Task material:
══════════

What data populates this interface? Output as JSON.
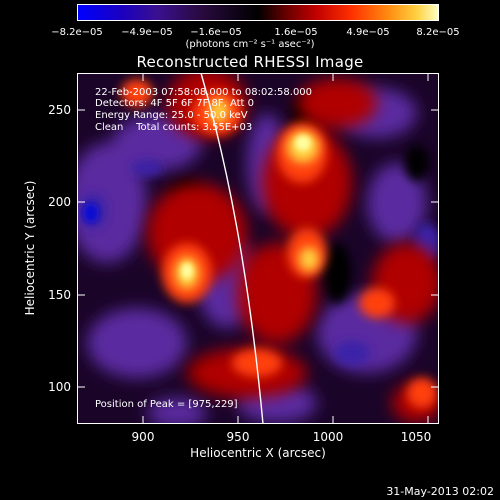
{
  "colorbar": {
    "tick_labels": [
      "−8.2e−05",
      "−4.9e−05",
      "−1.6e−05",
      "1.6e−05",
      "4.9e−05",
      "8.2e−05"
    ],
    "units": "(photons cm⁻² s⁻¹ asec⁻²)"
  },
  "title": "Reconstructed RHESSI Image",
  "info": {
    "time_range": "22-Feb-2003 07:58:08.000 to 08:02:58.000",
    "detectors": "Detectors: 4F 5F 6F 7F 8F, Att 0",
    "energy": "Energy Range: 25.0 - 50.0 keV",
    "clean": "Clean    Total counts: 3.55E+03",
    "peak": "Position of Peak = [975,229]"
  },
  "axes": {
    "xlabel": "Heliocentric X (arcsec)",
    "ylabel": "Heliocentric Y (arcsec)",
    "x_ticks": [
      "900",
      "950",
      "1000",
      "1050"
    ],
    "y_ticks": [
      "250",
      "200",
      "150",
      "100"
    ],
    "x_range": [
      862,
      1054
    ],
    "y_range": [
      78,
      268
    ],
    "x_tick_values": [
      900,
      950,
      1000,
      1050
    ],
    "y_tick_values": [
      250,
      200,
      150,
      100
    ]
  },
  "footer": "31-May-2013 02:02",
  "colors": {
    "colormap": [
      "#0000ff",
      "#3a1a9a",
      "#000000",
      "#8a0000",
      "#ff2a00",
      "#ff9a1a",
      "#ffffa0"
    ]
  }
}
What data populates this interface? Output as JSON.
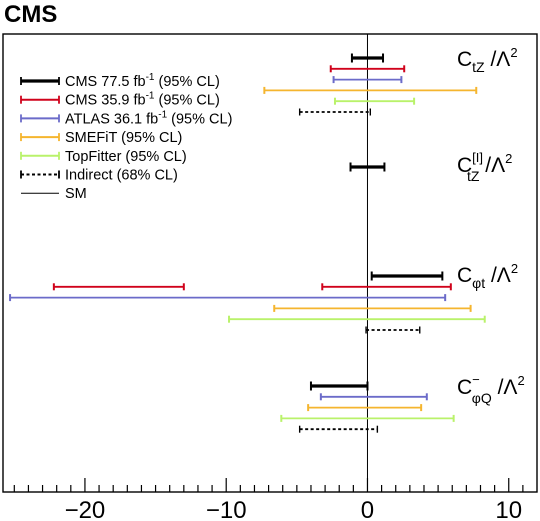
{
  "chart_data": {
    "type": "interval",
    "title": "CMS",
    "xlabel": "",
    "ylabel": "",
    "xlim": [
      -25.8,
      12.0
    ],
    "xticks": [
      "−20",
      "−10",
      "0",
      "10"
    ],
    "xtick_values": [
      -20,
      -10,
      0,
      10
    ],
    "grid": false,
    "legend_position": "top-left",
    "legend": [
      {
        "id": "cms775",
        "label": "CMS 77.5 fb",
        "sup": "-1",
        "suffix": " (95% CL)",
        "color": "#000000",
        "dashed": false
      },
      {
        "id": "cms359",
        "label": "CMS 35.9 fb",
        "sup": "-1",
        "suffix": " (95% CL)",
        "color": "#d0021b",
        "dashed": false
      },
      {
        "id": "atlas",
        "label": "ATLAS 36.1 fb",
        "sup": "-1",
        "suffix": " (95% CL)",
        "color": "#6b6bc9",
        "dashed": false
      },
      {
        "id": "smefit",
        "label": "SMEFiT (95% CL)",
        "sup": "",
        "suffix": "",
        "color": "#f5b52e",
        "dashed": false
      },
      {
        "id": "topfitter",
        "label": "TopFitter (95% CL)",
        "sup": "",
        "suffix": "",
        "color": "#b9f26a",
        "dashed": false
      },
      {
        "id": "indirect",
        "label": "Indirect (68% CL)",
        "sup": "",
        "suffix": "",
        "color": "#000000",
        "dashed": true
      },
      {
        "id": "sm",
        "label": "SM",
        "sup": "",
        "suffix": "",
        "color": "#000000",
        "dashed": false,
        "line": true
      }
    ],
    "groups": [
      {
        "name": "C_tZ / Λ^2",
        "label": {
          "base": "C",
          "sub": "tZ",
          "supmark": "",
          "tail": " /Λ",
          "pow": "2"
        },
        "intervals": [
          {
            "series": "cms775",
            "ranges": [
              [
                -1.1,
                1.1
              ]
            ]
          },
          {
            "series": "cms359",
            "ranges": [
              [
                -2.6,
                2.6
              ]
            ]
          },
          {
            "series": "atlas",
            "ranges": [
              [
                -2.4,
                2.4
              ]
            ]
          },
          {
            "series": "smefit",
            "ranges": [
              [
                -7.3,
                7.7
              ]
            ]
          },
          {
            "series": "topfitter",
            "ranges": [
              [
                -2.3,
                3.3
              ]
            ]
          },
          {
            "series": "indirect",
            "ranges": [
              [
                -4.8,
                0.2
              ]
            ]
          }
        ]
      },
      {
        "name": "C_tZ^[I] / Λ^2",
        "label": {
          "base": "C",
          "sub": "tZ",
          "supmark": "[I]",
          "tail": " /Λ",
          "pow": "2"
        },
        "intervals": [
          {
            "series": "cms775",
            "ranges": [
              [
                -1.2,
                1.2
              ]
            ]
          }
        ]
      },
      {
        "name": "C_φt / Λ^2",
        "label": {
          "base": "C",
          "sub": "φt",
          "supmark": "",
          "tail": " /Λ",
          "pow": "2"
        },
        "intervals": [
          {
            "series": "cms775",
            "ranges": [
              [
                0.3,
                5.3
              ]
            ]
          },
          {
            "series": "cms359",
            "ranges": [
              [
                -22.2,
                -13.0
              ],
              [
                -3.2,
                5.9
              ]
            ]
          },
          {
            "series": "atlas",
            "ranges": [
              [
                -25.3,
                5.5
              ]
            ]
          },
          {
            "series": "smefit",
            "ranges": [
              [
                -6.6,
                7.3
              ]
            ]
          },
          {
            "series": "topfitter",
            "ranges": [
              [
                -9.8,
                8.3
              ]
            ]
          },
          {
            "series": "indirect",
            "ranges": [
              [
                -0.1,
                3.7
              ]
            ]
          }
        ]
      },
      {
        "name": "C_φQ^- / Λ^2",
        "label": {
          "base": "C",
          "sub": "φQ",
          "supmark": "−",
          "tail": " /Λ",
          "pow": "2"
        },
        "intervals": [
          {
            "series": "cms775",
            "ranges": [
              [
                -4.0,
                0.0
              ]
            ]
          },
          {
            "series": "atlas",
            "ranges": [
              [
                -3.3,
                4.2
              ]
            ]
          },
          {
            "series": "smefit",
            "ranges": [
              [
                -4.2,
                3.8
              ]
            ]
          },
          {
            "series": "topfitter",
            "ranges": [
              [
                -6.1,
                6.1
              ]
            ]
          },
          {
            "series": "indirect",
            "ranges": [
              [
                -4.8,
                0.7
              ]
            ]
          }
        ]
      }
    ]
  }
}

══════════

Keep the pictures out of the copy and write out the data exactly as it stands.

What data populates this interface? Output as JSON.
{
  "colorbar": {
    "tick_labels": [
      "−8.2e−05",
      "−4.9e−05",
      "−1.6e−05",
      "1.6e−05",
      "4.9e−05",
      "8.2e−05"
    ],
    "units": "(photons cm⁻² s⁻¹ asec⁻²)"
  },
  "title": "Reconstructed RHESSI Image",
  "info": {
    "time_range": "22-Feb-2003 07:58:08.000 to 08:02:58.000",
    "detectors": "Detectors: 4F 5F 6F 7F 8F, Att 0",
    "energy": "Energy Range: 25.0 - 50.0 keV",
    "clean": "Clean    Total counts: 3.55E+03",
    "peak": "Position of Peak = [975,229]"
  },
  "axes": {
    "xlabel": "Heliocentric X (arcsec)",
    "ylabel": "Heliocentric Y (arcsec)",
    "x_ticks": [
      "900",
      "950",
      "1000",
      "1050"
    ],
    "y_ticks": [
      "250",
      "200",
      "150",
      "100"
    ],
    "x_range": [
      862,
      1054
    ],
    "y_range": [
      78,
      268
    ],
    "x_tick_values": [
      900,
      950,
      1000,
      1050
    ],
    "y_tick_values": [
      250,
      200,
      150,
      100
    ]
  },
  "footer": "31-May-2013 02:02",
  "colors": {
    "colormap": [
      "#0000ff",
      "#3a1a9a",
      "#000000",
      "#8a0000",
      "#ff2a00",
      "#ff9a1a",
      "#ffffa0"
    ]
  }
}
What data populates this interface? Output as JSON.
{
  "chart_data": {
    "type": "interval",
    "title": "CMS",
    "xlabel": "",
    "ylabel": "",
    "xlim": [
      -25.8,
      12.0
    ],
    "xticks": [
      "−20",
      "−10",
      "0",
      "10"
    ],
    "xtick_values": [
      -20,
      -10,
      0,
      10
    ],
    "grid": false,
    "legend_position": "top-left",
    "legend": [
      {
        "id": "cms775",
        "label": "CMS 77.5 fb",
        "sup": "-1",
        "suffix": " (95% CL)",
        "color": "#000000",
        "dashed": false
      },
      {
        "id": "cms359",
        "label": "CMS 35.9 fb",
        "sup": "-1",
        "suffix": " (95% CL)",
        "color": "#d0021b",
        "dashed": false
      },
      {
        "id": "atlas",
        "label": "ATLAS 36.1 fb",
        "sup": "-1",
        "suffix": " (95% CL)",
        "color": "#6b6bc9",
        "dashed": false
      },
      {
        "id": "smefit",
        "label": "SMEFiT (95% CL)",
        "sup": "",
        "suffix": "",
        "color": "#f5b52e",
        "dashed": false
      },
      {
        "id": "topfitter",
        "label": "TopFitter (95% CL)",
        "sup": "",
        "suffix": "",
        "color": "#b9f26a",
        "dashed": false
      },
      {
        "id": "indirect",
        "label": "Indirect (68% CL)",
        "sup": "",
        "suffix": "",
        "color": "#000000",
        "dashed": true
      },
      {
        "id": "sm",
        "label": "SM",
        "sup": "",
        "suffix": "",
        "color": "#000000",
        "dashed": false,
        "line": true
      }
    ],
    "groups": [
      {
        "name": "C_tZ / Λ^2",
        "label": {
          "base": "C",
          "sub": "tZ",
          "supmark": "",
          "tail": " /Λ",
          "pow": "2"
        },
        "intervals": [
          {
            "series": "cms775",
            "ranges": [
              [
                -1.1,
                1.1
              ]
            ]
          },
          {
            "series": "cms359",
            "ranges": [
              [
                -2.6,
                2.6
              ]
            ]
          },
          {
            "series": "atlas",
            "ranges": [
              [
                -2.4,
                2.4
              ]
            ]
          },
          {
            "series": "smefit",
            "ranges": [
              [
                -7.3,
                7.7
              ]
            ]
          },
          {
            "series": "topfitter",
            "ranges": [
              [
                -2.3,
                3.3
              ]
            ]
          },
          {
            "series": "indirect",
            "ranges": [
              [
                -4.8,
                0.2
              ]
            ]
          }
        ]
      },
      {
        "name": "C_tZ^[I] / Λ^2",
        "label": {
          "base": "C",
          "sub": "tZ",
          "supmark": "[I]",
          "tail": " /Λ",
          "pow": "2"
        },
        "intervals": [
          {
            "series": "cms775",
            "ranges": [
              [
                -1.2,
                1.2
              ]
            ]
          }
        ]
      },
      {
        "name": "C_φt / Λ^2",
        "label": {
          "base": "C",
          "sub": "φt",
          "supmark": "",
          "tail": " /Λ",
          "pow": "2"
        },
        "intervals": [
          {
            "series": "cms775",
            "ranges": [
              [
                0.3,
                5.3
              ]
            ]
          },
          {
            "series": "cms359",
            "ranges": [
              [
                -22.2,
                -13.0
              ],
              [
                -3.2,
                5.9
              ]
            ]
          },
          {
            "series": "atlas",
            "ranges": [
              [
                -25.3,
                5.5
              ]
            ]
          },
          {
            "series": "smefit",
            "ranges": [
              [
                -6.6,
                7.3
              ]
            ]
          },
          {
            "series": "topfitter",
            "ranges": [
              [
                -9.8,
                8.3
              ]
            ]
          },
          {
            "series": "indirect",
            "ranges": [
              [
                -0.1,
                3.7
              ]
            ]
          }
        ]
      },
      {
        "name": "C_φQ^- / Λ^2",
        "label": {
          "base": "C",
          "sub": "φQ",
          "supmark": "−",
          "tail": " /Λ",
          "pow": "2"
        },
        "intervals": [
          {
            "series": "cms775",
            "ranges": [
              [
                -4.0,
                0.0
              ]
            ]
          },
          {
            "series": "atlas",
            "ranges": [
              [
                -3.3,
                4.2
              ]
            ]
          },
          {
            "series": "smefit",
            "ranges": [
              [
                -4.2,
                3.8
              ]
            ]
          },
          {
            "series": "topfitter",
            "ranges": [
              [
                -6.1,
                6.1
              ]
            ]
          },
          {
            "series": "indirect",
            "ranges": [
              [
                -4.8,
                0.7
              ]
            ]
          }
        ]
      }
    ]
  }
}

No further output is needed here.